Problem statement:
Return each line that holds the word "natural".

--------------------------------

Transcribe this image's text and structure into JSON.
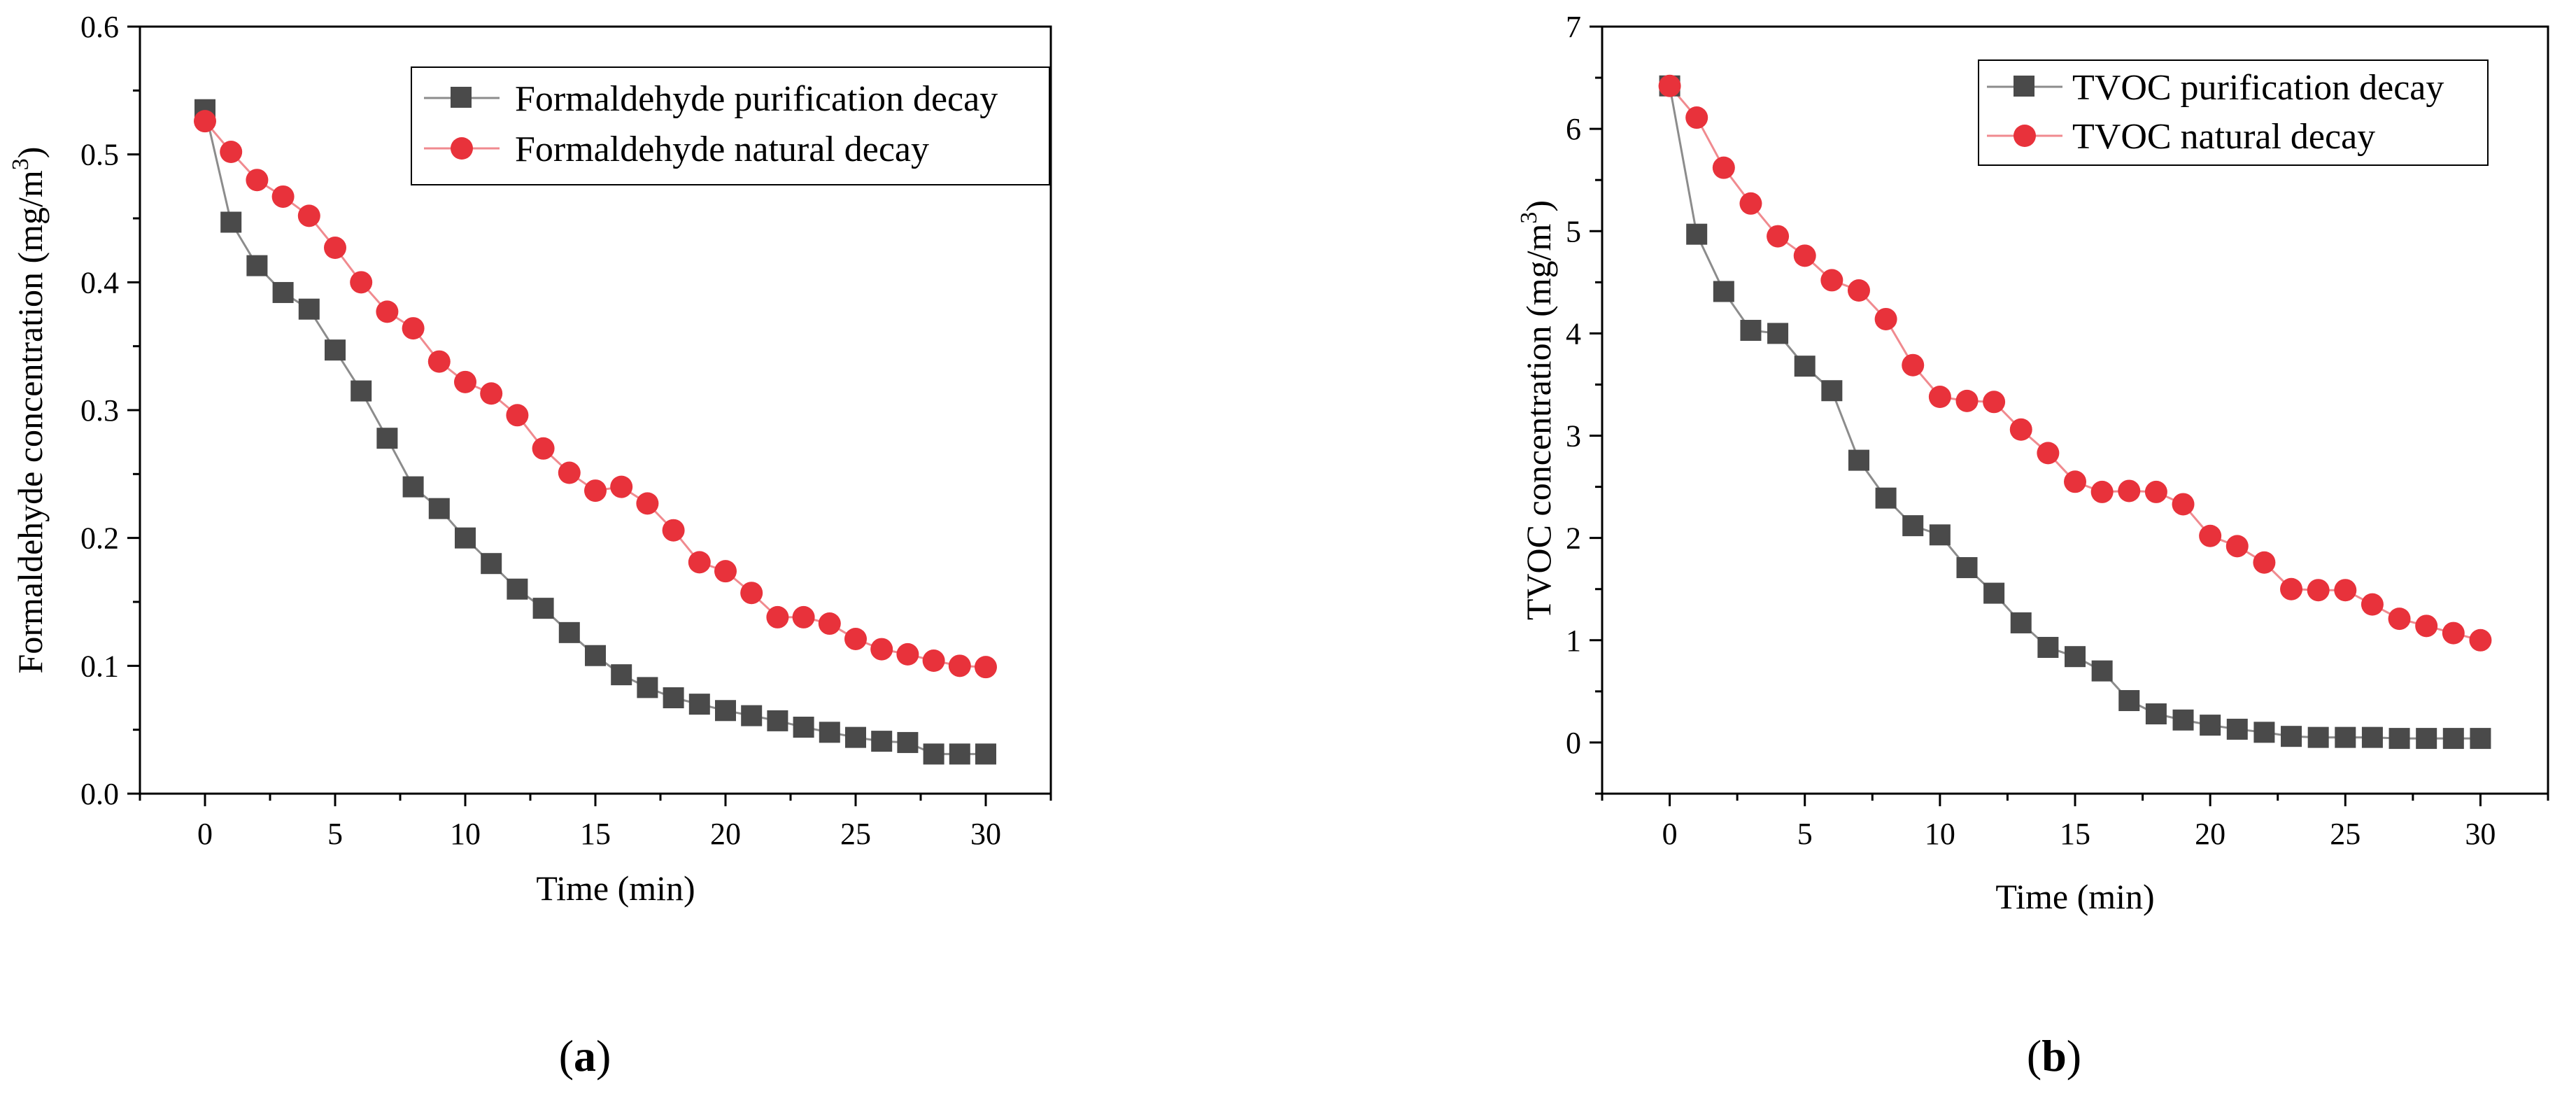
{
  "chart_data": [
    {
      "type": "line",
      "panel_label": "a",
      "title": "",
      "xlabel": "Time (min)",
      "ylabel_main": "Formaldehyde concentration (mg/m",
      "ylabel_sup": "3",
      "ylabel_end": ")",
      "xlim": [
        -2.5,
        32.5
      ],
      "ylim": [
        0,
        0.6
      ],
      "xticks": [
        0,
        5,
        10,
        15,
        20,
        25,
        30
      ],
      "xtick_labels": [
        "0",
        "5",
        "10",
        "15",
        "20",
        "25",
        "30"
      ],
      "yticks": [
        0,
        0.1,
        0.2,
        0.3,
        0.4,
        0.5,
        0.6
      ],
      "ytick_labels": [
        "0.0",
        "0.1",
        "0.2",
        "0.3",
        "0.4",
        "0.5",
        "0.6"
      ],
      "legend_position": "top-right",
      "x": [
        0,
        1,
        2,
        3,
        4,
        5,
        6,
        7,
        8,
        9,
        10,
        11,
        12,
        13,
        14,
        15,
        16,
        17,
        18,
        19,
        20,
        21,
        22,
        23,
        24,
        25,
        26,
        27,
        28,
        29,
        30
      ],
      "series": [
        {
          "name": "Formaldehyde purification decay",
          "marker": "square",
          "color": "#4a4a4a",
          "line_color": "#8c8c8c",
          "values": [
            0.535,
            0.447,
            0.413,
            0.392,
            0.379,
            0.347,
            0.315,
            0.278,
            0.24,
            0.223,
            0.2,
            0.18,
            0.16,
            0.145,
            0.126,
            0.108,
            0.093,
            0.083,
            0.075,
            0.07,
            0.065,
            0.061,
            0.057,
            0.052,
            0.048,
            0.044,
            0.041,
            0.04,
            0.031,
            0.031,
            0.031
          ]
        },
        {
          "name": "Formaldehyde natural decay",
          "marker": "circle",
          "color": "#e8323b",
          "line_color": "#f08a8f",
          "values": [
            0.526,
            0.502,
            0.48,
            0.467,
            0.452,
            0.427,
            0.4,
            0.377,
            0.364,
            0.338,
            0.322,
            0.313,
            0.296,
            0.27,
            0.251,
            0.237,
            0.24,
            0.227,
            0.206,
            0.181,
            0.174,
            0.157,
            0.138,
            0.138,
            0.133,
            0.121,
            0.113,
            0.109,
            0.104,
            0.1,
            0.099
          ]
        }
      ]
    },
    {
      "type": "line",
      "panel_label": "b",
      "title": "",
      "xlabel": "Time (min)",
      "ylabel_main": "TVOC concentration (mg/m",
      "ylabel_sup": "3",
      "ylabel_end": ")",
      "xlim": [
        -2.5,
        32.5
      ],
      "ylim": [
        -0.5,
        7
      ],
      "xticks": [
        0,
        5,
        10,
        15,
        20,
        25,
        30
      ],
      "xtick_labels": [
        "0",
        "5",
        "10",
        "15",
        "20",
        "25",
        "30"
      ],
      "yticks": [
        0,
        1,
        2,
        3,
        4,
        5,
        6,
        7
      ],
      "ytick_labels": [
        "0",
        "1",
        "2",
        "3",
        "4",
        "5",
        "6",
        "7"
      ],
      "legend_position": "top-right",
      "x": [
        0,
        1,
        2,
        3,
        4,
        5,
        6,
        7,
        8,
        9,
        10,
        11,
        12,
        13,
        14,
        15,
        16,
        17,
        18,
        19,
        20,
        21,
        22,
        23,
        24,
        25,
        26,
        27,
        28,
        29,
        30
      ],
      "series": [
        {
          "name": "TVOC purification decay",
          "marker": "square",
          "color": "#4a4a4a",
          "line_color": "#8c8c8c",
          "values": [
            6.42,
            4.97,
            4.41,
            4.03,
            4.0,
            3.68,
            3.44,
            2.76,
            2.39,
            2.12,
            2.03,
            1.71,
            1.46,
            1.17,
            0.93,
            0.84,
            0.7,
            0.41,
            0.28,
            0.22,
            0.17,
            0.13,
            0.1,
            0.06,
            0.05,
            0.05,
            0.05,
            0.04,
            0.04,
            0.04,
            0.04
          ]
        },
        {
          "name": "TVOC natural decay",
          "marker": "circle",
          "color": "#e8323b",
          "line_color": "#f08a8f",
          "values": [
            6.42,
            6.11,
            5.62,
            5.27,
            4.95,
            4.76,
            4.52,
            4.42,
            4.14,
            3.69,
            3.38,
            3.34,
            3.33,
            3.06,
            2.83,
            2.55,
            2.45,
            2.46,
            2.45,
            2.33,
            2.02,
            1.92,
            1.76,
            1.5,
            1.49,
            1.49,
            1.35,
            1.21,
            1.14,
            1.07,
            1.0
          ]
        }
      ]
    }
  ]
}
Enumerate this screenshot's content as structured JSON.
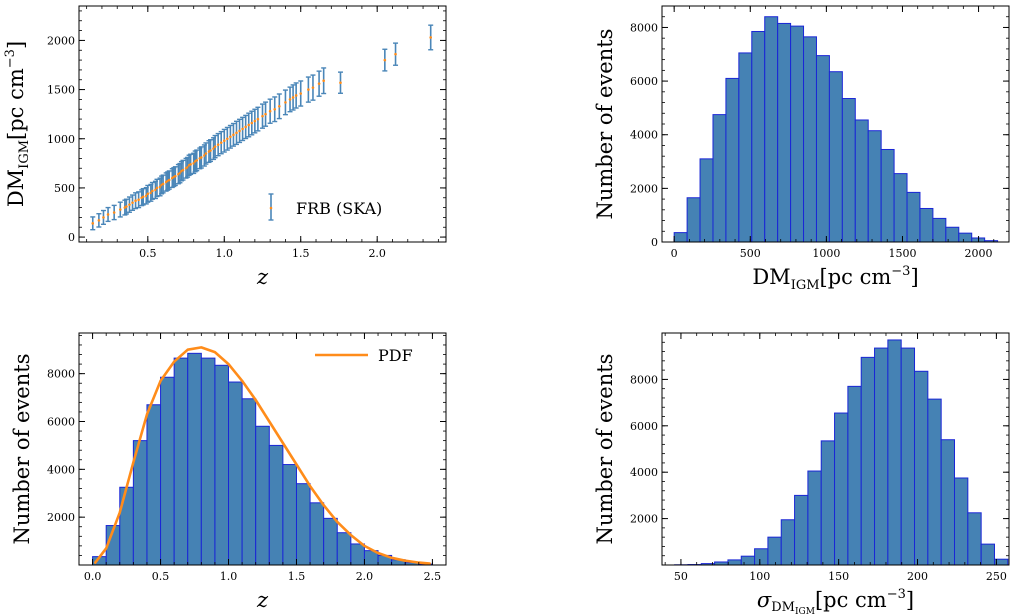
{
  "chart_data": [
    {
      "id": "dm-vs-z",
      "type": "scatter",
      "xlabel": "z",
      "ylabel": "DM_IGM[pc cm^-3]",
      "ylabel_parts": {
        "base": "DM",
        "sub": "IGM",
        "unit": "[pc cm",
        "exp": "−3",
        "close": "]"
      },
      "xlim": [
        0.05,
        2.45
      ],
      "ylim": [
        -50,
        2350
      ],
      "xticks": [
        0.5,
        1.0,
        1.5,
        2.0
      ],
      "xtick_labels": [
        "0.5",
        "1.0",
        "1.5",
        "2.0"
      ],
      "yticks": [
        0,
        500,
        1000,
        1500,
        2000
      ],
      "ytick_labels": [
        "0",
        "500",
        "1000",
        "1500",
        "2000"
      ],
      "legend": {
        "label": "FRB (SKA)",
        "position": "lower-right"
      },
      "errorbar_color": "#4a86b8",
      "point_color": "#ff8c1a",
      "points_z": [
        0.14,
        0.18,
        0.21,
        0.24,
        0.28,
        0.32,
        0.35,
        0.36,
        0.38,
        0.4,
        0.42,
        0.44,
        0.46,
        0.47,
        0.49,
        0.5,
        0.52,
        0.53,
        0.55,
        0.56,
        0.58,
        0.59,
        0.6,
        0.62,
        0.63,
        0.64,
        0.66,
        0.67,
        0.68,
        0.7,
        0.71,
        0.72,
        0.73,
        0.75,
        0.76,
        0.77,
        0.78,
        0.8,
        0.81,
        0.82,
        0.84,
        0.85,
        0.87,
        0.88,
        0.9,
        0.91,
        0.93,
        0.94,
        0.96,
        0.98,
        1.0,
        1.02,
        1.04,
        1.06,
        1.08,
        1.1,
        1.12,
        1.14,
        1.16,
        1.18,
        1.2,
        1.22,
        1.25,
        1.27,
        1.3,
        1.33,
        1.36,
        1.4,
        1.43,
        1.45,
        1.47,
        1.5,
        1.55,
        1.58,
        1.62,
        1.65,
        1.76,
        2.05,
        2.12,
        2.35
      ],
      "points_dm": [
        140,
        170,
        200,
        230,
        250,
        280,
        300,
        310,
        330,
        350,
        370,
        380,
        400,
        410,
        420,
        440,
        450,
        470,
        480,
        500,
        510,
        530,
        540,
        560,
        570,
        580,
        600,
        610,
        620,
        640,
        650,
        670,
        680,
        700,
        710,
        730,
        740,
        750,
        770,
        780,
        800,
        810,
        830,
        850,
        870,
        880,
        900,
        920,
        940,
        960,
        980,
        1000,
        1020,
        1040,
        1060,
        1080,
        1100,
        1120,
        1140,
        1160,
        1180,
        1200,
        1230,
        1250,
        1280,
        1300,
        1330,
        1370,
        1400,
        1420,
        1440,
        1460,
        1500,
        1520,
        1560,
        1590,
        1570,
        1800,
        1860,
        2030
      ],
      "points_err": [
        130,
        135,
        140,
        140,
        145,
        150,
        150,
        150,
        155,
        155,
        160,
        160,
        160,
        165,
        165,
        170,
        170,
        170,
        175,
        175,
        180,
        180,
        180,
        185,
        185,
        185,
        190,
        190,
        190,
        195,
        195,
        195,
        200,
        200,
        200,
        205,
        205,
        205,
        210,
        210,
        210,
        215,
        215,
        215,
        220,
        220,
        220,
        225,
        225,
        225,
        230,
        230,
        230,
        230,
        235,
        235,
        235,
        235,
        240,
        240,
        240,
        240,
        245,
        245,
        245,
        250,
        250,
        250,
        250,
        255,
        255,
        255,
        255,
        255,
        255,
        260,
        215,
        220,
        225,
        250
      ]
    },
    {
      "id": "dm-histogram",
      "type": "bar",
      "xlabel": "DM_IGM[pc cm^-3]",
      "xlabel_parts": {
        "base": "DM",
        "sub": "IGM",
        "unit": "[pc cm",
        "exp": "−3",
        "close": "]"
      },
      "ylabel": "Number of events",
      "xlim": [
        -80,
        2200
      ],
      "ylim": [
        0,
        8800
      ],
      "xticks": [
        0,
        500,
        1000,
        1500,
        2000
      ],
      "xtick_labels": [
        "0",
        "500",
        "1000",
        "1500",
        "2000"
      ],
      "yticks": [
        0,
        2000,
        4000,
        6000,
        8000
      ],
      "ytick_labels": [
        "0",
        "2000",
        "4000",
        "6000",
        "8000"
      ],
      "bin_start": 0,
      "bin_width": 85,
      "values": [
        350,
        1650,
        3100,
        4750,
        6100,
        7050,
        7850,
        8400,
        8150,
        8050,
        7650,
        6950,
        6350,
        5350,
        4550,
        4150,
        3450,
        2550,
        1850,
        1250,
        880,
        550,
        330,
        150,
        50
      ],
      "bar_color": "#4582b4",
      "edge_color": "#1a26d6"
    },
    {
      "id": "z-histogram",
      "type": "bar",
      "xlabel": "z",
      "ylabel": "Number of events",
      "xlim": [
        -0.1,
        2.6
      ],
      "ylim": [
        0,
        9700
      ],
      "xticks": [
        0.0,
        0.5,
        1.0,
        1.5,
        2.0,
        2.5
      ],
      "xtick_labels": [
        "0.0",
        "0.5",
        "1.0",
        "1.5",
        "2.0",
        "2.5"
      ],
      "yticks": [
        2000,
        4000,
        6000,
        8000
      ],
      "ytick_labels": [
        "2000",
        "4000",
        "6000",
        "8000"
      ],
      "bin_start": 0.0,
      "bin_width": 0.1,
      "values": [
        350,
        1650,
        3250,
        5200,
        6700,
        7850,
        8650,
        8850,
        8650,
        8350,
        7650,
        6950,
        5800,
        5000,
        4200,
        3400,
        2600,
        1950,
        1350,
        880,
        600,
        400,
        220,
        100,
        40
      ],
      "pdf_x": [
        0.02,
        0.1,
        0.2,
        0.3,
        0.4,
        0.5,
        0.6,
        0.7,
        0.8,
        0.9,
        1.0,
        1.1,
        1.2,
        1.3,
        1.4,
        1.5,
        1.6,
        1.7,
        1.8,
        1.9,
        2.0,
        2.1,
        2.2,
        2.3,
        2.4,
        2.48
      ],
      "pdf_y": [
        100,
        700,
        2200,
        4300,
        6300,
        7700,
        8500,
        9000,
        9100,
        8900,
        8400,
        7700,
        6900,
        6000,
        5100,
        4200,
        3300,
        2500,
        1800,
        1250,
        800,
        500,
        300,
        180,
        100,
        60
      ],
      "legend": {
        "label": "PDF",
        "position": "upper-right"
      },
      "bar_color": "#4582b4",
      "edge_color": "#1a26d6",
      "pdf_color": "#ff8c1a"
    },
    {
      "id": "sigma-histogram",
      "type": "bar",
      "xlabel": "σ_DM_IGM[pc cm^-3]",
      "xlabel_parts": {
        "sigma": "σ",
        "base": "DM",
        "sub": "IGM",
        "unit": "[pc cm",
        "exp": "−3",
        "close": "]"
      },
      "ylabel": "Number of events",
      "xlim": [
        38,
        258
      ],
      "ylim": [
        0,
        10000
      ],
      "xticks": [
        50,
        100,
        150,
        200,
        250
      ],
      "xtick_labels": [
        "50",
        "100",
        "150",
        "200",
        "250"
      ],
      "yticks": [
        2000,
        4000,
        6000,
        8000
      ],
      "ytick_labels": [
        "2000",
        "4000",
        "6000",
        "8000"
      ],
      "bin_start": 46,
      "bin_width": 8.45,
      "values": [
        10,
        20,
        60,
        130,
        220,
        380,
        700,
        1200,
        1950,
        3000,
        4050,
        5350,
        6550,
        7700,
        8950,
        9350,
        9700,
        9350,
        8350,
        7150,
        5400,
        3750,
        2250,
        900,
        250
      ],
      "bar_color": "#4582b4",
      "edge_color": "#1a26d6"
    }
  ]
}
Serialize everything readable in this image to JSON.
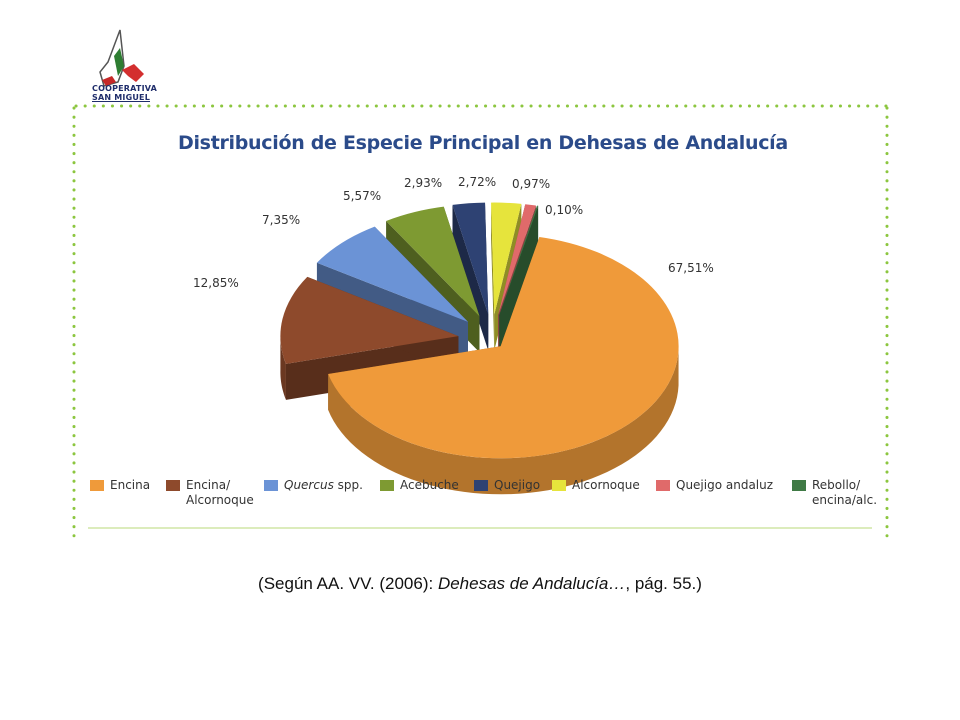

--------------------------------

Written solution:
          "name": "Formaldehyde natural decay",
          "name": "TVOC natural decay",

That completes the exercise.